Exercise task A:
Edit the entries starting at the first line and ending at the line containing "x-tick-label: 2009 <box>429 404 465 421</box>", replacing "x-tick-label" with "x-axis-label" and keeping everything else unchanged.

Excerpt provided:
-------

Rob Aitken
The Fortune Theatre Trust hopes a Creative New
Zealand-funded review will help the theatre bounce back from a
difficult 2009.
The review, which is scheduled to be completed by early May,
would also assess whether a new management model should be
installed at the theatre, trust chairman Rob Aitken said this
week.
"We are beginning an internal review to give us the basis
upon which the Fortune will meet the challenges of the new
decade and continue to bring the best in live theatre to the
people of Otago and Southland," Dr Aitken said.
"Two open meetings with the community have taken place and
these are being followed by a series of focus groups that
will pool the knowledge, share the aspirations and develop
the relationships that will take the theatre forward."
Professional theatres usually have a general manager in
charge of administration and an artistic director who manages
the product and creative overview of the company.
However, the Fortune has not had an artistic director since
Martin Howells resigned in 2002.
Long-serving theatre manager Janice Marthens resigned in
December and was replaced by interim manager Karen Elliot.
The Fortune would not advertise for a new manager until the
the review was completed, Dr Aitken said.
"We will be exploring all possible combinations and will be
guided heavily by the review.

-------

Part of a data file
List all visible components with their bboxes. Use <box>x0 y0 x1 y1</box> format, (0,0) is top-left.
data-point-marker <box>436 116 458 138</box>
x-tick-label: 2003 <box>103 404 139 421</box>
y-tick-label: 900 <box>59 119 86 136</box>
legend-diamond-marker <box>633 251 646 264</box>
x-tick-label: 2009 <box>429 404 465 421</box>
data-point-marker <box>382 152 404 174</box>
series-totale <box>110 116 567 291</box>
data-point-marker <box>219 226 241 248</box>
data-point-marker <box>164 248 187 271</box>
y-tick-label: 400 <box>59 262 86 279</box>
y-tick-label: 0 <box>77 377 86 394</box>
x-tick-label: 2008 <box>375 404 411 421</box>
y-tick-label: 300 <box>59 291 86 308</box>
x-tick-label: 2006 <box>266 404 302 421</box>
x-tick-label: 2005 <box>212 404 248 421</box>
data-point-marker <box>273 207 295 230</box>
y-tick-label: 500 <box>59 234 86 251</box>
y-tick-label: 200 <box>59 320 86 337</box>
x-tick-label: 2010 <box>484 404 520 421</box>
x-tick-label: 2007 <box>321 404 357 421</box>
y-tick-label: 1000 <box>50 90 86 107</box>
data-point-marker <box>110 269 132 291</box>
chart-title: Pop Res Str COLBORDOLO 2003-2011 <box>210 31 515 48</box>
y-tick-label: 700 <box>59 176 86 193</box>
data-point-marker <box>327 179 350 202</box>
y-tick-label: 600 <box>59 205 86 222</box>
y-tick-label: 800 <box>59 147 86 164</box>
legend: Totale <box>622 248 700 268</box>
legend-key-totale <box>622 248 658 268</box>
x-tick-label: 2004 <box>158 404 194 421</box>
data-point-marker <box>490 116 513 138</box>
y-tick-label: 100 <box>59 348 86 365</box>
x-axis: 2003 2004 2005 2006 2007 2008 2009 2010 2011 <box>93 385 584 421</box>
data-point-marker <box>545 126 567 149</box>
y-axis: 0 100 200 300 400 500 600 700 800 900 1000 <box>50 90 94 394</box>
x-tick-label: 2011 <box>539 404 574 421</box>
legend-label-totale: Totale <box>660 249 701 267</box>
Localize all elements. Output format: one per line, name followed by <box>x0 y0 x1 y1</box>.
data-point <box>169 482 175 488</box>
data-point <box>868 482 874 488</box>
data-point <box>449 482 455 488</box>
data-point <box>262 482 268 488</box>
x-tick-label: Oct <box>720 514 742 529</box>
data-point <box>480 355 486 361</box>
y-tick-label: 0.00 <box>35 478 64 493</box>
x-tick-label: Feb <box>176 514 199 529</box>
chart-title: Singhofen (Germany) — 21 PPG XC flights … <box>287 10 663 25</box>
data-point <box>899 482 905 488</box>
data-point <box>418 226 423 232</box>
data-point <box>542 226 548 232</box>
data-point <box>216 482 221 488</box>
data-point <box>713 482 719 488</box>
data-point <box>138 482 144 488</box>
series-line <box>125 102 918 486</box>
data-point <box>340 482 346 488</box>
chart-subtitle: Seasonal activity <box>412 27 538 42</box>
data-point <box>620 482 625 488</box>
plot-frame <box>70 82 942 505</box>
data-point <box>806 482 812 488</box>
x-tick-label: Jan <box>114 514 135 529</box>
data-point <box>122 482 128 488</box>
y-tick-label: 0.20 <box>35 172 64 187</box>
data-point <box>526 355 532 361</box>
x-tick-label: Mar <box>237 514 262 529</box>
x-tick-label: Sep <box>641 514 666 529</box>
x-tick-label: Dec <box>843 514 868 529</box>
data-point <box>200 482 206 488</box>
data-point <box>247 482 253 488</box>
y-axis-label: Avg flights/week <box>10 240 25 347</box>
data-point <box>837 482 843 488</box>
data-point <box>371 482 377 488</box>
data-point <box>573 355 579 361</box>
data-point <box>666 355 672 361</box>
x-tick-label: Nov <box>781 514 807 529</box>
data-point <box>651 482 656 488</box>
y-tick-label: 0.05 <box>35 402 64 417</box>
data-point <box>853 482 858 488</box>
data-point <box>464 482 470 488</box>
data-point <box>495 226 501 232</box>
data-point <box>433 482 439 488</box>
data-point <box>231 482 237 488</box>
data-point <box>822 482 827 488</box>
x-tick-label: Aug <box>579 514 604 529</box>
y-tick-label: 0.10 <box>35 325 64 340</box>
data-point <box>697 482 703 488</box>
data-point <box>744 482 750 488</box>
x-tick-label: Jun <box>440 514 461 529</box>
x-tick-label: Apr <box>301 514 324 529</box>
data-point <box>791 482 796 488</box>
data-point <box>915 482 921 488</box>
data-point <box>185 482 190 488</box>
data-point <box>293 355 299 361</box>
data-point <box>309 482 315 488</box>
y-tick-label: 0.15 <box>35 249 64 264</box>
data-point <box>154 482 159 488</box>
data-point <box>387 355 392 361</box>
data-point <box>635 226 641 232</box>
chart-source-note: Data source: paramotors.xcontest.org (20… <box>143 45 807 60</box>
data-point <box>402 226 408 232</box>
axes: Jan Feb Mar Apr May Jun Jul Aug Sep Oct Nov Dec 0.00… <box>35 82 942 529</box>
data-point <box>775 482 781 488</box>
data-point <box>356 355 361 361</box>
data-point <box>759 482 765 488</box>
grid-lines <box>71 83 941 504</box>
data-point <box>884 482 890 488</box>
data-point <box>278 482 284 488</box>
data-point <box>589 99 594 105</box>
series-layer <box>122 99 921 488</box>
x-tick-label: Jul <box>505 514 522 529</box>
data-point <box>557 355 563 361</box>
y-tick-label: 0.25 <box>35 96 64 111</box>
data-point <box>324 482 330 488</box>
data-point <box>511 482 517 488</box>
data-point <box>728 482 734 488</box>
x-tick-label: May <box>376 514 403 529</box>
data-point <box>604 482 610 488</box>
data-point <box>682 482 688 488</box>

-------

Exercise task B:
In the article about the Fortune Theatre, who replaced Janice Marthens after she resigned?

Correct output A:
List all visible components with their bboxes. Use <box>x0 y0 x1 y1</box> format, (0,0) is top-left.
data-point-marker <box>436 116 458 138</box>
x-axis-label: 2003 <box>103 404 139 421</box>
y-tick-label: 900 <box>59 119 86 136</box>
legend-diamond-marker <box>633 251 646 264</box>
x-axis-label: 2009 <box>429 404 465 421</box>

Correct output B:
Interim manager Karen Elliot.